## [CONSIGNES DE TRAVAIL]
- 1) Reproduisez le passage de l'extrait sur la norme de contrôle depuis « [20] Lorsque la » jusqu'à « 15, 95, 136). » inclus.
- 2) Répondez brièvement aux questions suivantes d'après l'extrait sur la norme de contrôle.
(a) Quelle juridiction a établi, dans l'arrêt Vavilov, la présomption relative à la norme de la décision raisonnable ?
(b) Quelles sont les trois caractéristiques d'une décision raisonnable énumérées au paragraphe [20] ?
(c) Quels deux aspects de la décision la cour de révision doit-elle prendre en compte pour évaluer si celle-ci possède ces caractéristiques ?
━━ DOCUMENT SOURCE ━━
C. La norme de contrôle

[19] Les parties conviennent que la norme qui est présumée s’appliquer au contrôle sur le fond de la décision et des conclusions de la SPR concernant l’existence d’une PRI viable est celle de la décision raisonnable (Adeleye c Canada (Citoyenneté et Immigration), 2022 CF 81 au para 14; Ambroise c Canada (Citoyenneté et Immigration), 2021 CF 62 [Ambroise] au para 6; Singh c Canada (Citoyenneté et Immigration), 2020 CF 350 [Singh] au para 17; Kaisar c Canada (Citoyenneté et Immigration), 2017 CF 789 au para 11). La norme à appliquer a été confirmée par l’arrêt de principe Canada (Ministre de la Citoyenneté et de l’Immigration) c Vavilov, 2019 CSC 65 [Vavilov], dans lequel la Cour suprême du Canada a établi une présomption selon laquelle la norme de la décision raisonnable est la norme qui s’applique à tous les contrôles du bien‑fondé des décisions administratives. Aucune des situations permettant à une cour de révision de s’écarter de cette présomption ne s’applique en l’espèce (Vavilov au para 17).

[20] Lorsque la norme de contrôle applicable est celle de la décision raisonnable, le rôle d’une cour de révision est d’examiner les motifs qu’a donnés le décideur administratif et de juger si la décision est fondée sur une « analyse intrinsèquement cohérente et rationnelle » et est « justifiée au regard des contraintes juridiques et factuelles auxquelles le décideur est assujetti » (Vavilov au para 85). La cour de révision doit donc établir si la « décision possède les caractéristiques d’une décision raisonnable, soit la justification, la transparence et l’intelligibilité » (Vavilov au para 99). Elle doit prendre en compte tant le résultat de la décision que le raisonnement suivi lorsqu’elle évalue si la décision possède ces caractéristiques (Vavilov aux para 15, 95, 136).
━━━
━━ DONNÉES AFFICHÉES ━━
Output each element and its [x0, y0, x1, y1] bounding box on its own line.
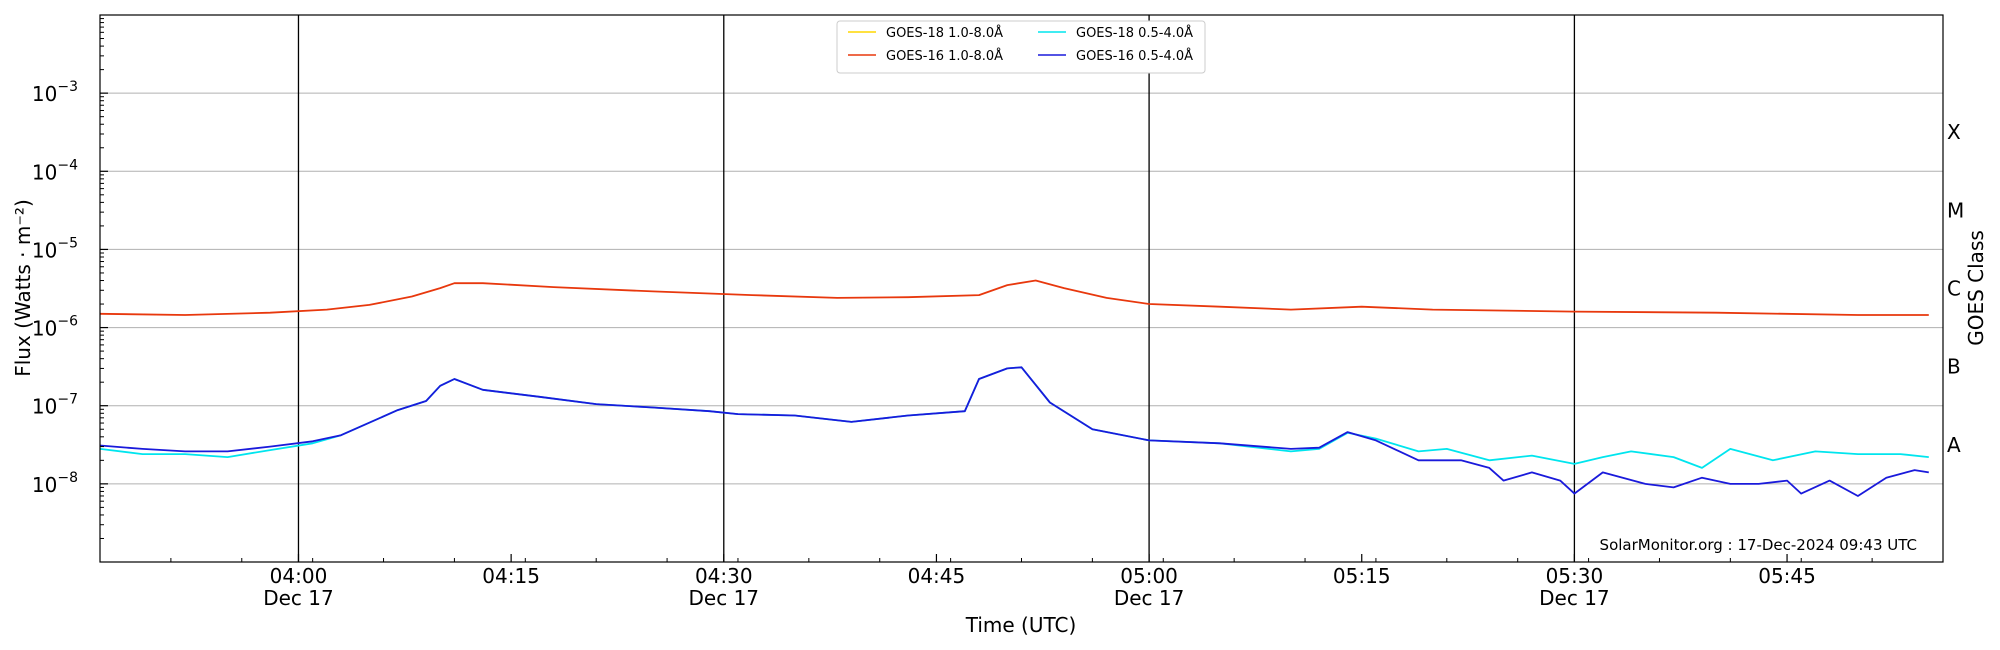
━━━
## [EXERCICE CORRIGÉ]
- 1)
[20] Lorsque la norme de contrôle applicable est celle de la décision raisonnable, le rôle d’une cour de révision est d’examiner les motifs qu’a donnés le décideur administratif et de juger si la décision est fondée sur une « analyse intrinsèquement cohérente et rationnelle » et est « justifiée au regard des contraintes juridiques et factuelles auxquelles le décideur est assujetti » (Vavilov au para 85). La cour de révision doit donc établir si la « décision possède les caractéristiques d’une décision raisonnable, soit la justification, la transparence et l’intelligibilité » (Vavilov au para 99). Elle doit prendre en compte tant le résultat de la décision que le raisonnement suivi lorsqu’elle évalue si la décision possède ces caractéristiques (Vavilov aux para 15, 95, 136).

- 2)
(a) La Cour suprême du Canada.
(b) La justification, la transparence et l'intelligibilité.
(c) Le résultat de la décision et le raisonnement suivi.